Problem statement: Express the entries from the start through the line containing "plus-icon[interactable] <box>384 30" as a JSON list of strings, one string per line, omitting blank lines.

Records for the task:
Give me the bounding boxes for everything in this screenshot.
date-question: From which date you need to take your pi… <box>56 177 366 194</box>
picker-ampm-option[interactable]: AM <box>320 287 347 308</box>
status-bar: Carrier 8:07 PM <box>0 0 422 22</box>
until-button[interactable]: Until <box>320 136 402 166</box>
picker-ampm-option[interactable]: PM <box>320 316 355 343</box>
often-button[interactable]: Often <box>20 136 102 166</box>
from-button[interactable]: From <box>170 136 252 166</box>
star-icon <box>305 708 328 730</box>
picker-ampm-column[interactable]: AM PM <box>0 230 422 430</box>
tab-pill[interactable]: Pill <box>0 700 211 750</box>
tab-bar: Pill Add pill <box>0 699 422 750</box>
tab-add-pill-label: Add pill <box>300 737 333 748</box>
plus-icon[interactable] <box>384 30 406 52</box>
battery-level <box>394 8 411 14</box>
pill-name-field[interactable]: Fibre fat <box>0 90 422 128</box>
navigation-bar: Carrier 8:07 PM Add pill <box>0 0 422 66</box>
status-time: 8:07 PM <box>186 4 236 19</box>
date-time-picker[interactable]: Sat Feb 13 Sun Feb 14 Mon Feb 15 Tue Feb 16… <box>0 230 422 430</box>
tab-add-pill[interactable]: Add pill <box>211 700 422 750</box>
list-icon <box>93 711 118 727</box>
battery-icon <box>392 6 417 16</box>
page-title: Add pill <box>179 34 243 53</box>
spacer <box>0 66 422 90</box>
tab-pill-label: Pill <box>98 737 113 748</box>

Complete answer:
[
  "Give me the bounding boxes for everything in this screenshot.",
  "date-question: From which date you need to take your pi… <box>56 177 366 194</box>",
  "picker-ampm-option[interactable]: AM <box>320 287 347 308</box>",
  "status-bar: Carrier 8:07 PM <box>0 0 422 22</box>",
  "until-button[interactable]: Until <box>320 136 402 166</box>",
  "picker-ampm-option[interactable]: PM <box>320 316 355 343</box>",
  "often-button[interactable]: Often <box>20 136 102 166</box>",
  "from-button[interactable]: From <box>170 136 252 166</box>",
  "star-icon <box>305 708 328 730</box>",
  "picker-ampm-column[interactable]: AM PM <box>0 230 422 430</box>",
  "tab-pill[interactable]: Pill <box>0 700 211 750</box>",
  "tab-bar: Pill Add pill <box>0 699 422 750</box>",
  "tab-add-pill-label: Add pill <box>300 737 333 748</box>",
  "plus-icon[interactable] <box>384 30 406 52</box>"
]